*Problem details*.
Can you arrange every line of the listing below as a numbered list, skipping any blank lines and leaving the pictures out?

*Supplied information*.
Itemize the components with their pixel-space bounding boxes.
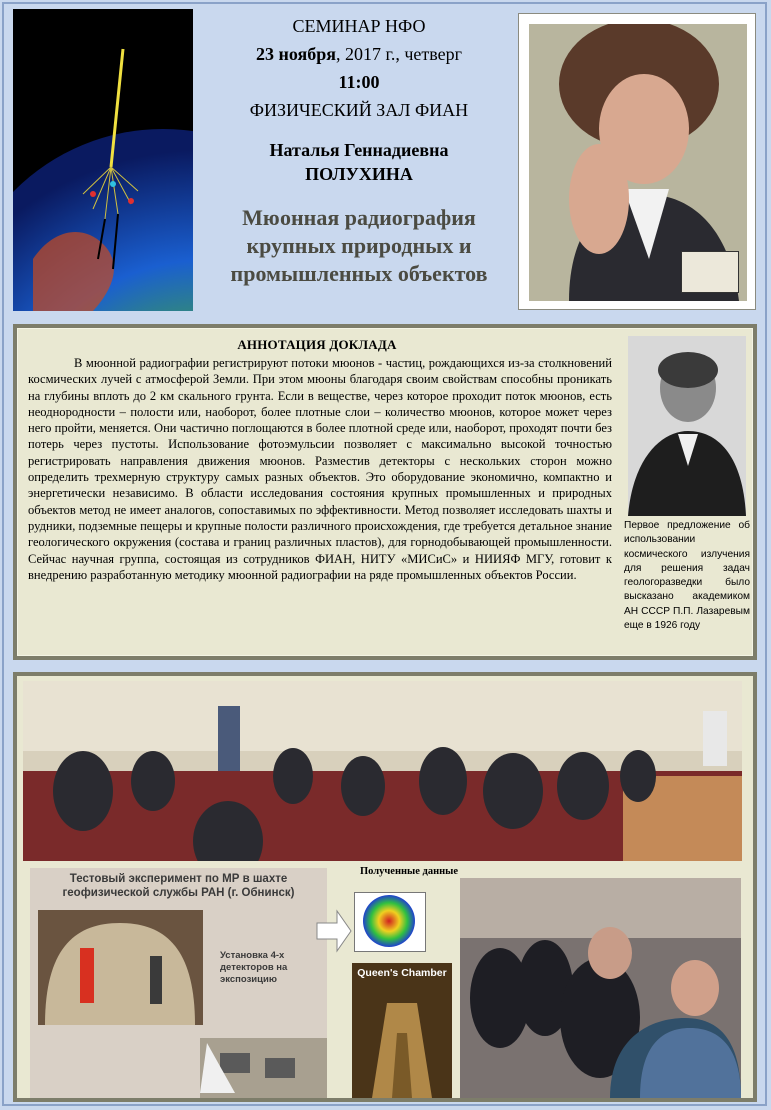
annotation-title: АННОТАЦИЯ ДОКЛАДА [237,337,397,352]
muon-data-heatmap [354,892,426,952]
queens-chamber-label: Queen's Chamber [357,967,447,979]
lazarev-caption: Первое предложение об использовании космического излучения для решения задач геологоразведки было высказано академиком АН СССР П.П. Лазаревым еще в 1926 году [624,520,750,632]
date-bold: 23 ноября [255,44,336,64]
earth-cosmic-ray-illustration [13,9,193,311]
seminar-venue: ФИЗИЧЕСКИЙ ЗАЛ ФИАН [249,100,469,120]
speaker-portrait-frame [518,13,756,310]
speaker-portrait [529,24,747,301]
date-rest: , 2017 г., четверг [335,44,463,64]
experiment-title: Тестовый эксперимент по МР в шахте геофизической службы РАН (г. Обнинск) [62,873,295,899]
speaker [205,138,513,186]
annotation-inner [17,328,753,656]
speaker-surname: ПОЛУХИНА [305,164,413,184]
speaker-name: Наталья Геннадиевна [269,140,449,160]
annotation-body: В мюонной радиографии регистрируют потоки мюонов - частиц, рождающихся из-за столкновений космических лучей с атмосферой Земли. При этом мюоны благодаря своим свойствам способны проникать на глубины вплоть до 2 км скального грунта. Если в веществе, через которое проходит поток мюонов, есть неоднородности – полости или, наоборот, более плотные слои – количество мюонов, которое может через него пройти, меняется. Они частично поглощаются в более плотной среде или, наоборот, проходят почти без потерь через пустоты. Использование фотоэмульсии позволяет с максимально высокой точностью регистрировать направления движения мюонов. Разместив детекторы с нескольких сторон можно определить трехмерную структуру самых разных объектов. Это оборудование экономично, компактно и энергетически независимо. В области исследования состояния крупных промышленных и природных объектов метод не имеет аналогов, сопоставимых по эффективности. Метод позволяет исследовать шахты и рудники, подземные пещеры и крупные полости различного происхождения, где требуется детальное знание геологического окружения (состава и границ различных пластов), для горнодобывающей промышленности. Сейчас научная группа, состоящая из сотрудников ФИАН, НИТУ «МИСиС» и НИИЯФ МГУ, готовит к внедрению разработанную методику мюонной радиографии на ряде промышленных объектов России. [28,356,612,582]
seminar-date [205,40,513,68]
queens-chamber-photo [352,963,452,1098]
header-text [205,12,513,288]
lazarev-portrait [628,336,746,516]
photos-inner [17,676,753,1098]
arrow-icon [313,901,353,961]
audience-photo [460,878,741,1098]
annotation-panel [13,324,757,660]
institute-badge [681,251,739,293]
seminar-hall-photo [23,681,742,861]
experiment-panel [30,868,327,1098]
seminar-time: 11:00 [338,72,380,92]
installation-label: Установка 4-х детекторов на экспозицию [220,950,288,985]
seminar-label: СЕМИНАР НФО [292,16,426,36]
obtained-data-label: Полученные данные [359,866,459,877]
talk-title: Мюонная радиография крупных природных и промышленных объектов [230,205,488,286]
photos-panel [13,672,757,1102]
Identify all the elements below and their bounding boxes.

*Correct result*.
1. Itemize the components with their pixel-space bounding boxes.
2. annotation-title: АННОТАЦИЯ ДОКЛАДА [237,337,397,352]
3. muon-data-heatmap [354,892,426,952]
4. queens-chamber-label: Queen's Chamber [357,967,447,979]
5. lazarev-caption: Первое предложение об использовании космического излучения для решения задач геологоразведки было высказано академиком АН СССР П.П. Лазаревым еще в 1926 году [624,520,750,632]
6. date-bold: 23 ноября [255,44,336,64]
7. earth-cosmic-ray-illustration [13,9,193,311]
8. seminar-venue: ФИЗИЧЕСКИЙ ЗАЛ ФИАН [249,100,469,120]
9. speaker-portrait-frame [518,13,756,310]
10. speaker-portrait [529,24,747,301]
11. date-rest: , 2017 г., четверг [335,44,463,64]
12. experiment-title: Тестовый эксперимент по МР в шахте геофизической службы РАН (г. Обнинск) [62,873,295,899]
13. speaker [205,138,513,186]
14. annotation-inner [17,328,753,656]
15. speaker-surname: ПОЛУХИНА [305,164,413,184]
16. speaker-name: Наталья Геннадиевна [269,140,449,160]
17. annotation-body: В мюонной радиографии регистрируют потоки мюонов - частиц, рождающихся из-за столкновений космических лучей с атмосферой Земли. При этом мюоны благодаря своим свойствам способны проникать на глубины вплоть до 2 км скального грунта. Если в веществе, через которое проходит поток мюонов, есть неоднородности – полости или, наоборот, более плотные слои – количество мюонов, которое может через него пройти, меняется. Они частично поглощаются в более плотной среде или, наоборот, проходят почти без потерь через пустоты. Использование фотоэмульсии позволяет с максимально высокой точностью регистрировать направления движения мюонов. Разместив детекторы с нескольких сторон можно определить трехмерную структуру самых разных объектов. Это оборудование экономично, компактно и энергетически независимо. В области исследования состояния крупных промышленных и природных объектов метод не имеет аналогов, сопоставимых по эффективности. Метод позволяет исследовать шахты и рудники, подземные пещеры и крупные полости различного происхождения, где требуется детальное знание геологического окружения (состава и границ различных пластов), для горнодобывающей промышленности. Сейчас научная группа, состоящая из сотрудников ФИАН, НИТУ «МИСиС» и НИИЯФ МГУ, готовит к внедрению разработанную методику мюонной радиографии на ряде промышленных объектов России. [28,356,612,582]
18. seminar-date [205,40,513,68]
19. queens-chamber-photo [352,963,452,1098]
20. header-text [205,12,513,288]
21. lazarev-portrait [628,336,746,516]
22. photos-inner [17,676,753,1098]
23. arrow-icon [313,901,353,961]
24. audience-photo [460,878,741,1098]
25. annotation-panel [13,324,757,660]
26. institute-badge [681,251,739,293]
27. seminar-hall-photo [23,681,742,861]
28. experiment-panel [30,868,327,1098]
29. seminar-time: 11:00 [338,72,380,92]
30. installation-label: Установка 4-х детекторов на экспозицию [220,950,288,985]
31. seminar-label: СЕМИНАР НФО [292,16,426,36]
32. obtained-data-label: Полученные данные [359,866,459,877]
33. talk-title: Мюонная радиография крупных природных и промышленных объектов [230,205,488,286]
34. photos-panel [13,672,757,1102]
35. Identify all the elements below and their bounding boxes.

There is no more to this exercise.